Show all lines of the listing that hold the word "低保工作".

═════ EXERCISE MATERIALS

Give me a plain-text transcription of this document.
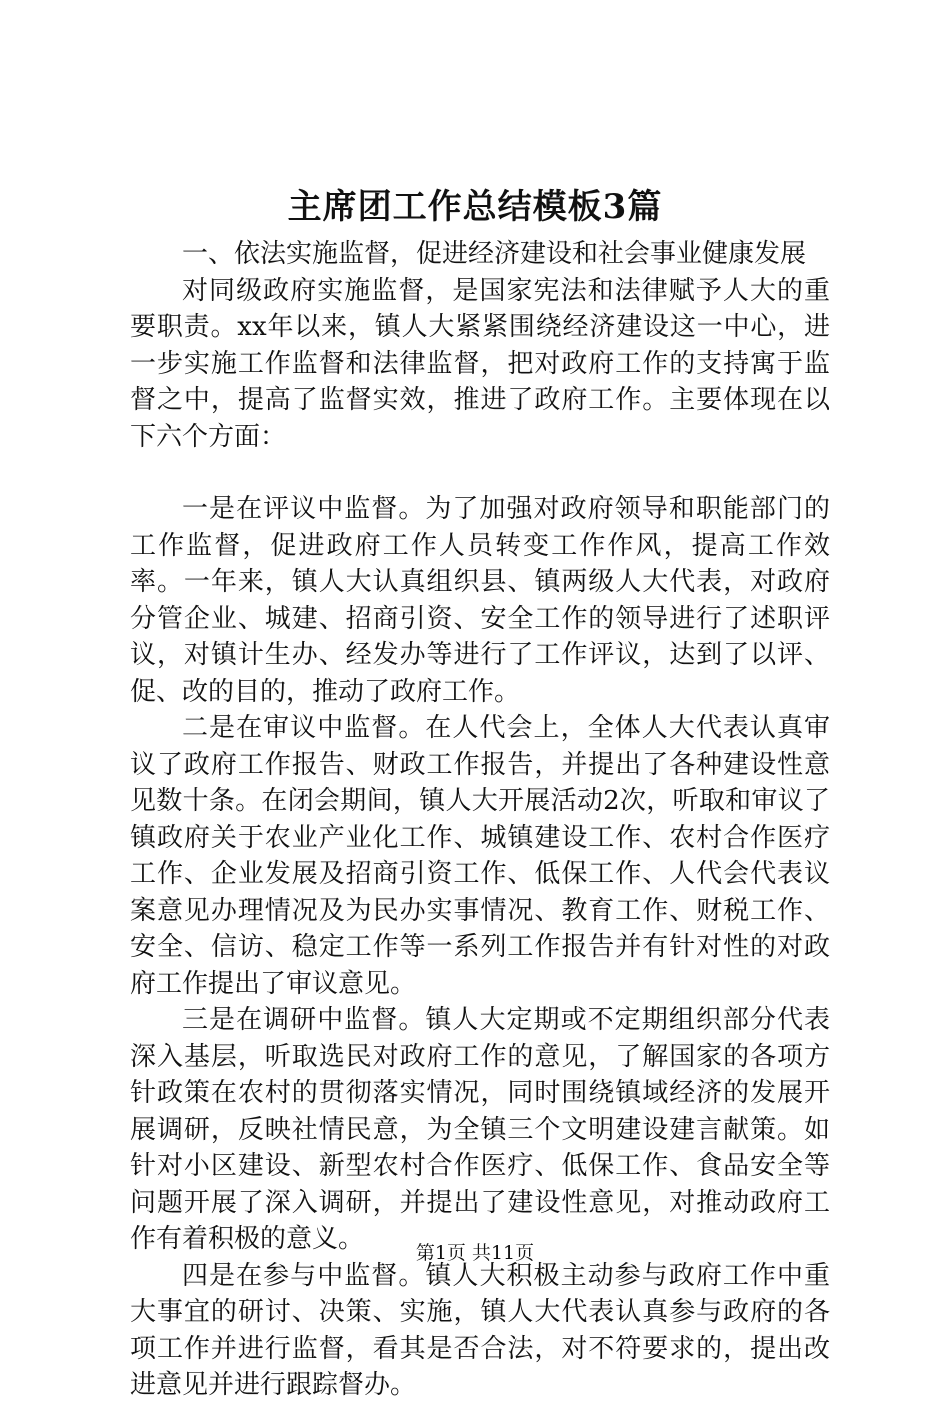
主席团工作总结模板3篇

一、依法实施监督，促进经济建设和社会事业健康发展

对同级政府实施监督，是国家宪法和法律赋予人大的重要职责。xx年以来，镇人大紧紧围绕经济建设这一中心，进一步实施工作监督和法律监督，把对政府工作的支持寓于监督之中，提高了监督实效，推进了政府工作。主要体现在以下六个方面：

一是在评议中监督。为了加强对政府领导和职能部门的工作监督，促进政府工作人员转变工作作风，提高工作效率。一年来，镇人大认真组织县、镇两级人大代表，对政府分管企业、城建、招商引资、安全工作的领导进行了述职评议，对镇计生办、经发办等进行了工作评议，达到了以评、促、改的目的，推动了政府工作。

二是在审议中监督。在人代会上，全体人大代表认真审议了政府工作报告、财政工作报告，并提出了各种建设性意见数十条。在闭会期间，镇人大开展活动2次，听取和审议了镇政府关于农业产业化工作、城镇建设工作、农村合作医疗工作、企业发展及招商引资工作、低保工作、人代会代表议案意见办理情况及为民办实事情况、教育工作、财税工作、安全、信访、稳定工作等一系列工作报告并有针对性的对政府工作提出了审议意见。

三是在调研中监督。镇人大定期或不定期组织部分代表深入基层，听取选民对政府工作的意见，了解国家的各项方针政策在农村的贯彻落实情况，同时围绕镇域经济的发展开展调研，反映社情民意，为全镇三个文明建设建言献策。如针对小区建设、新型农村合作医疗、低保工作、食品安全等问题开展了深入调研，并提出了建设性意见，对推动政府工作有着积极的意义。

四是在参与中监督。镇人大积极主动参与政府工作中重大事宜的研讨、决策、实施，镇人大代表认真参与政府的各项工作并进行监督，看其是否合法，对不符要求的，提出改进意见并进行跟踪督办。

第1页 共11页
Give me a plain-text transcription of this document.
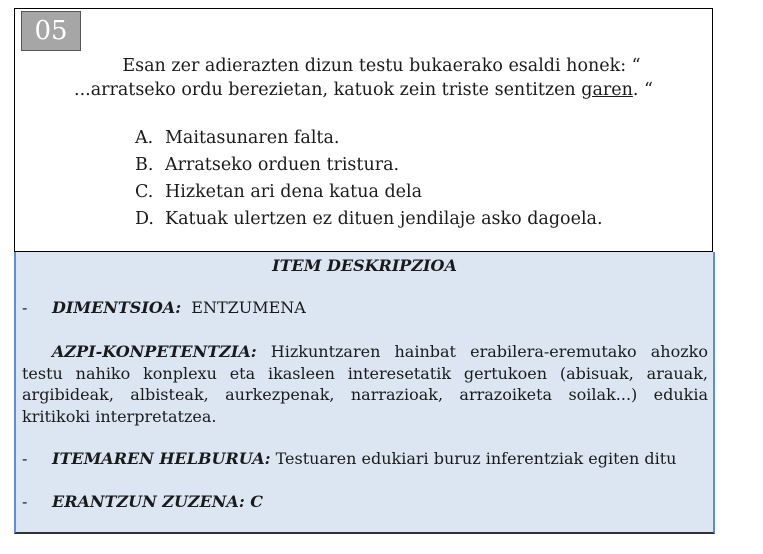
05
Esan zer adierazten dizun testu bukaerako esaldi honek: “
...arratseko ordu berezietan, katuok zein triste sentitzen garen. “
A. Maitasunaren falta.
B. Arratseko orduen tristura.
C. Hizketan ari dena katua dela
D. Katuak ulertzen ez dituen jendilaje asko dagoela.
ITEM DESKRIPZIOA
- DIMENTSIOA: ENTZUMENA
AZPI-KONPETENTZIA: Hizkuntzaren hainbat erabilera-eremutako ahozko testu nahiko konplexu eta ikasleen interesetatik gertukoen (abisuak, arauak, argibideak, albisteak, aurkezpenak, narrazioak, arrazoiketa soilak...) edukia kritikoki interpretatzea.
- ITEMAREN HELBURUA: Testuaren edukiari buruz inferentziak egiten ditu
- ERANTZUN ZUZENA: C
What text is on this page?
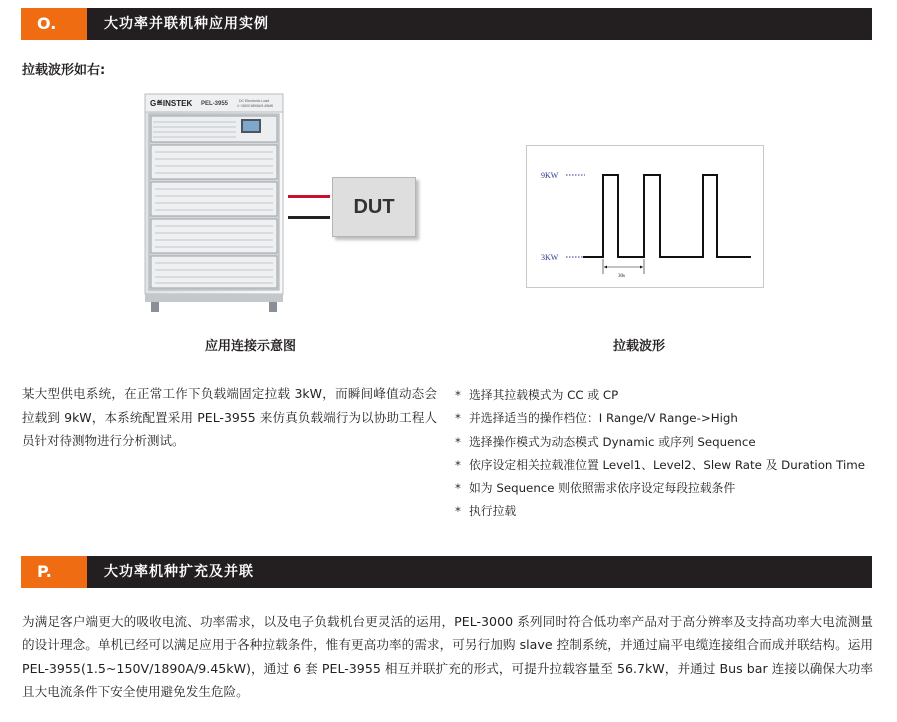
O.	大功率并联机种应用实例
拉载波形如右:
G≝INSTEK PEL-3955	DC Electronic Load
1~150V/1890A/9.45kW
DUT
9KW
3KW
30s
应用连接示意图	拉载波形
某大型供电系统，在正常工作下负载端固定拉载 3kW，而瞬间峰值动态会拉载到 9kW，本系统配置采用 PEL-3955 来仿真负载端行为以协助工程人员针对待测物进行分析测试。
* 选择其拉载模式为 CC 或 CP
* 并选择适当的操作档位：I Range/V Range->High
* 选择操作模式为动态模式 Dynamic 或序列 Sequence
* 依序设定相关拉载准位置 Level1、Level2、Slew Rate 及 Duration Time
* 如为 Sequence 则依照需求依序设定每段拉载条件
* 执行拉载
P.	大功率机种扩充及并联
为满足客户端更大的吸收电流、功率需求，以及电子负载机台更灵活的运用，PEL-3000 系列同时符合低功率产品对于高分辨率及支持高功率大电流测量的设计理念。单机已经可以满足应用于各种拉载条件，惟有更高功率的需求，可另行加购 slave 控制系统，并通过扁平电缆连接组合而成并联结构。运用 PEL-3955(1.5~150V/1890A/9.45kW)，通过 6 套 PEL-3955 相互并联扩充的形式，可提升拉载容量至 56.7kW，并通过 Bus bar 连接以确保大功率且大电流条件下安全使用避免发生危险。
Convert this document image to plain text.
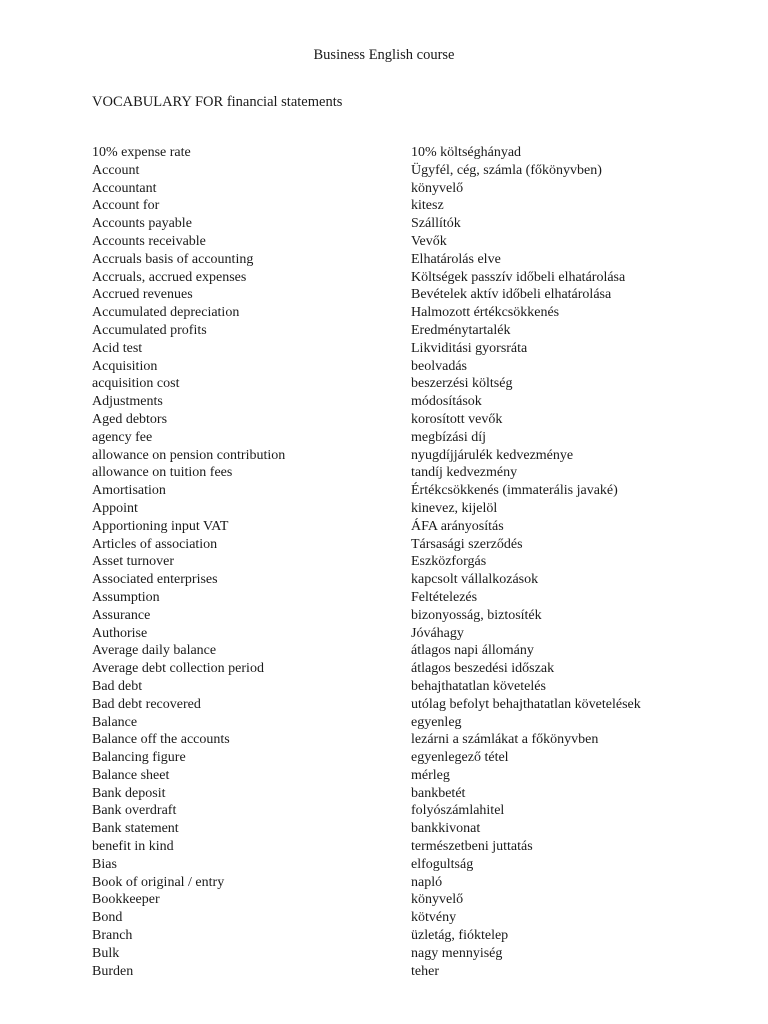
Business English course
VOCABULARY FOR financial statements
10% expense rate	10% költséghányad
Account	Ügyfél, cég, számla (főkönyvben)
Accountant	könyvelő
Account for	kitesz
Accounts payable	Szállítók
Accounts receivable	Vevők
Accruals basis of accounting	Elhatárolás elve
Accruals, accrued expenses	Költségek passzív időbeli elhatárolása
Accrued revenues	Bevételek aktív időbeli elhatárolása
Accumulated depreciation	Halmozott értékcsökkenés
Accumulated profits	Eredménytartalék
Acid test	Likviditási gyorsráta
Acquisition	beolvadás
acquisition cost	beszerzési költség
Adjustments	módosítások
Aged debtors	korosított vevők
agency fee	megbízási díj
allowance on pension contribution	nyugdíjjárulék kedvezménye
allowance on tuition fees	tandíj kedvezmény
Amortisation	Értékcsökkenés (immaterális javaké)
Appoint	kinevez, kijelöl
Apportioning input VAT	ÁFA arányosítás
Articles of association	Társasági szerződés
Asset turnover	Eszközforgás
Associated enterprises	kapcsolt vállalkozások
Assumption	Feltételezés
Assurance	bizonyosság, biztosíték
Authorise	Jóváhagy
Average daily balance	átlagos napi állomány
Average debt collection period	átlagos beszedési időszak
Bad debt	behajthatatlan követelés
Bad debt recovered	utólag befolyt behajthatatlan követelések
Balance	egyenleg
Balance off the accounts	lezárni a számlákat a főkönyvben
Balancing figure	egyenlegező tétel
Balance sheet	mérleg
Bank deposit	bankbetét
Bank overdraft	folyószámlahitel
Bank statement	bankkivonat
benefit in kind	természetbeni juttatás
Bias	elfogultság
Book of original / entry	napló
Bookkeeper	könyvelő
Bond	kötvény
Branch	üzletág, fióktelep
Bulk	nagy mennyiség
Burden	teher
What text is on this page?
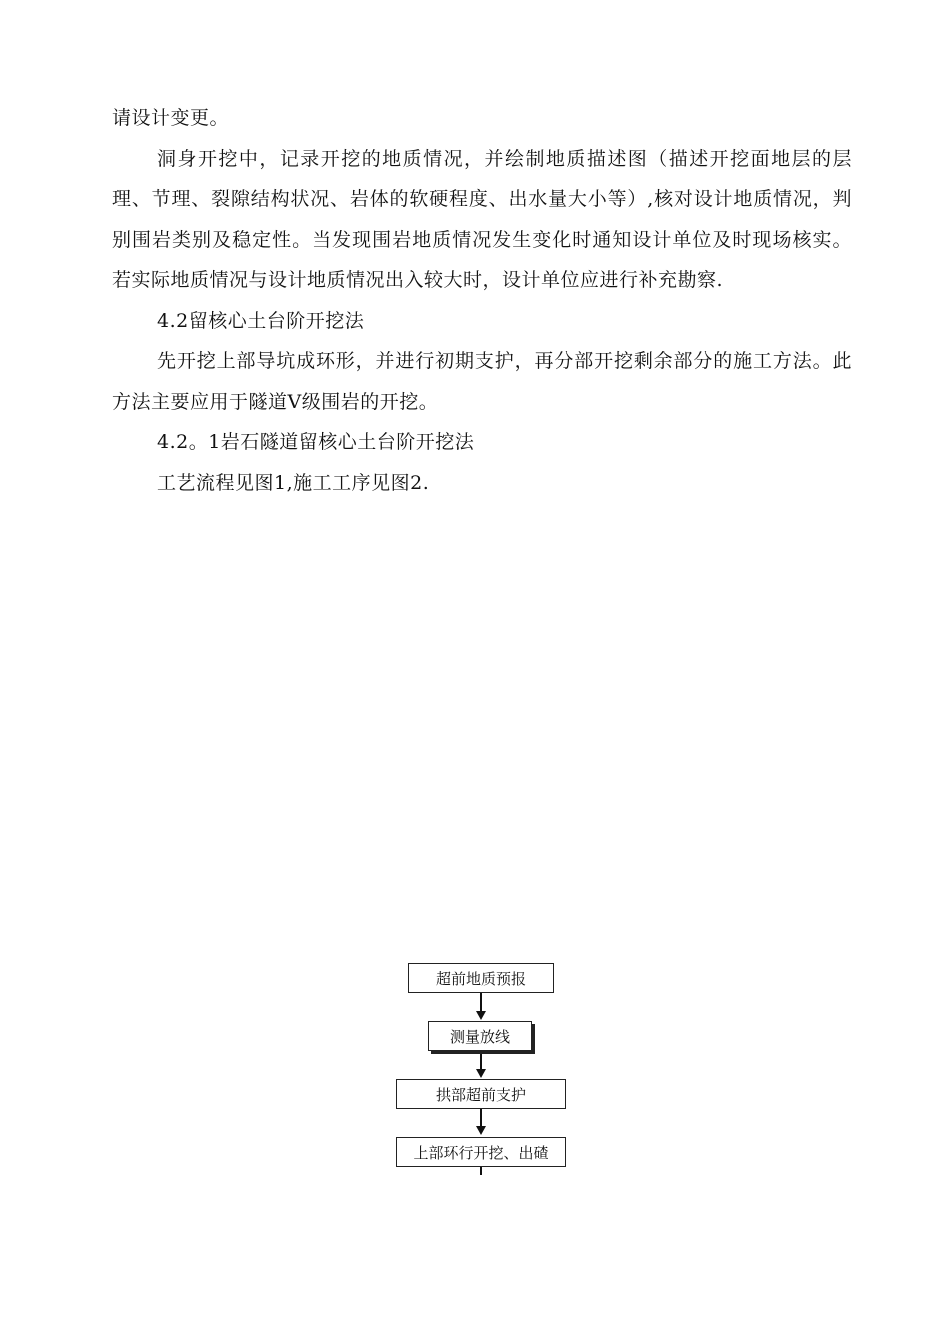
请设计变更。

洞身开挖中，记录开挖的地质情况，并绘制地质描述图（描述开挖面地层的层理、节理、裂隙结构状况、岩体的软硬程度、出水量大小等）,核对设计地质情况，判别围岩类别及稳定性。当发现围岩地质情况发生变化时通知设计单位及时现场核实。若实际地质情况与设计地质情况出入较大时，设计单位应进行补充勘察.

4.2留核心土台阶开挖法

先开挖上部导坑成环形，并进行初期支护，再分部开挖剩余部分的施工方法。此方法主要应用于隧道Ⅴ级围岩的开挖。

4.2。1岩石隧道留核心土台阶开挖法

工艺流程见图1,施工工序见图2.

超前地质预报
测量放线
拱部超前支护
上部环行开挖、出碴
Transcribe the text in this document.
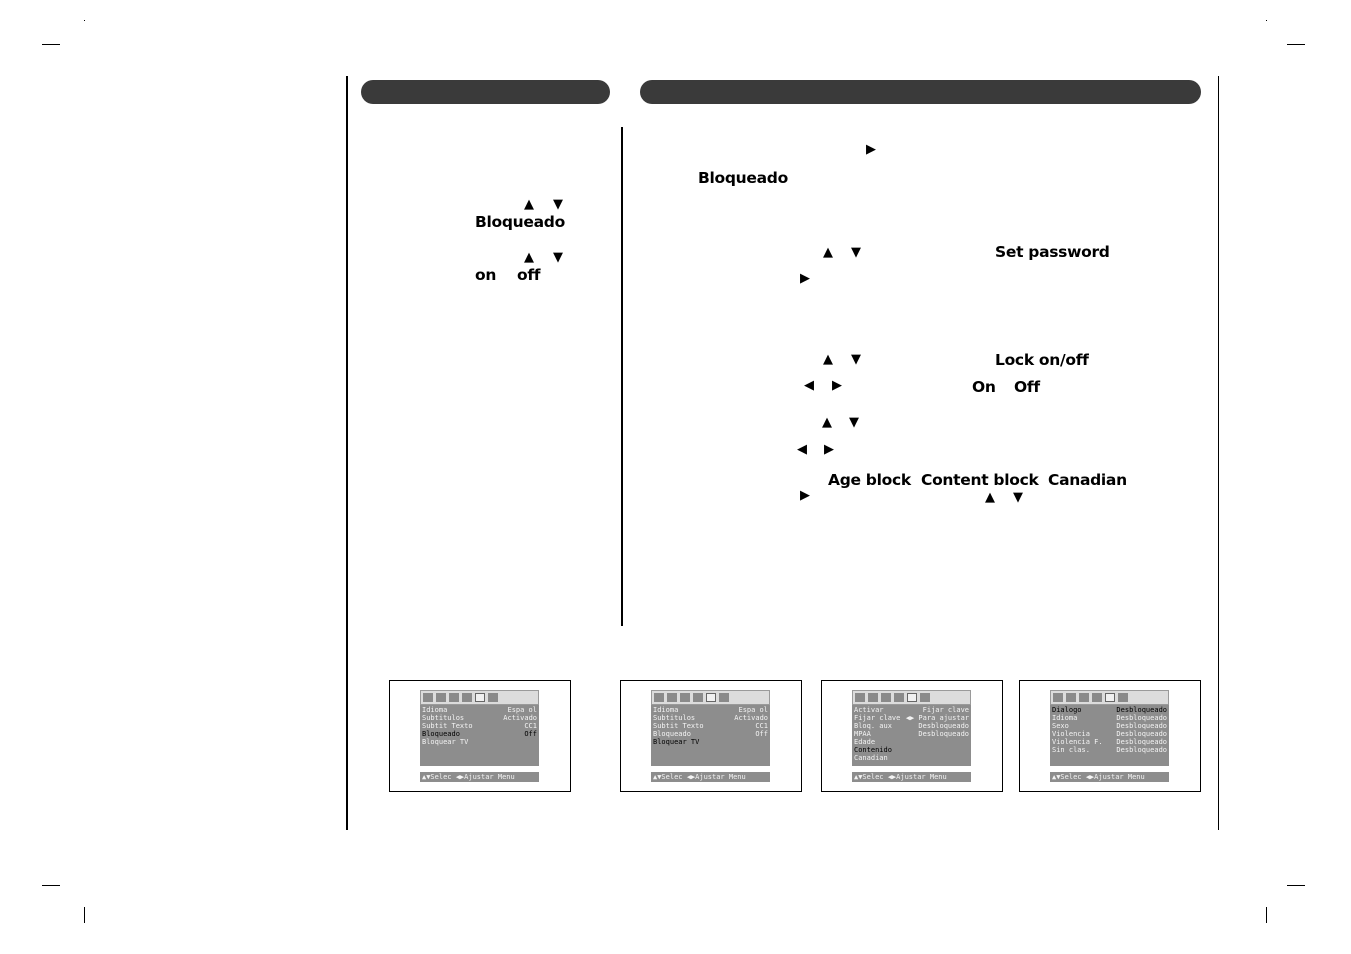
▲ ▼
Bloqueado
▲ ▼
on off
▶
Bloqueado
▲ ▼	Set password
▶
▲ ▼	Lock on/off
◀ ▶	On Off
▲ ▼
◀ ▶
Age block Content block Canadian
▶	▲ ▼
Idioma	Espa ol
Subtitulos	Activado
Subtit Texto	CC1
Bloqueado	Off
Bloquear TV
▲▼Selec ◀▶Ajustar Menu
Idioma	Espa ol
Subtitulos	Activado
Subtit Texto	CC1
Bloqueado	Off
Bloquear TV
▲▼Selec ◀▶Ajustar Menu
Activar	Fijar clave
Fijar clave ◀▶ Para ajustar
Bloq. aux	Desbloqueado
MPAA	Desbloqueado
Edade
Contenido
Canadian
▲▼Selec ◀▶Ajustar Menu
Dialogo	Desbloqueado
Idioma	Desbloqueado
Sexo	Desbloqueado
Violencia	Desbloqueado
Violencia F. Desbloqueado
Sin clas.	Desbloqueado
▲▼Selec ◀▶Ajustar Menu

══════════

EXERCISE ANSWER –
二是在审议中监督。在人代会上，全体人大代表认真审议了政府工作报告、财政工作报告，并提出了各种建设性意见数十条。在闭会期间，镇人大开展活动2次，听取和审议了镇政府关于农业产业化工作、城镇建设工作、农村合作医疗工作、企业发展及招商引资工作、低保工作、人代会代表议案意见办理情况及为民办实事情况、教育工作、财税工作、安全、信访、稳定工作等一系列工作报告并有针对性的对政府工作提出了审议意见。
三是在调研中监督。镇人大定期或不定期组织部分代表深入基层，听取选民对政府工作的意见，了解国家的各项方针政策在农村的贯彻落实情况，同时围绕镇域经济的发展开展调研，反映社情民意，为全镇三个文明建设建言献策。如针对小区建设、新型农村合作医疗、低保工作、食品安全等问题开展了深入调研，并提出了建设性意见，对推动政府工作有着积极的意义。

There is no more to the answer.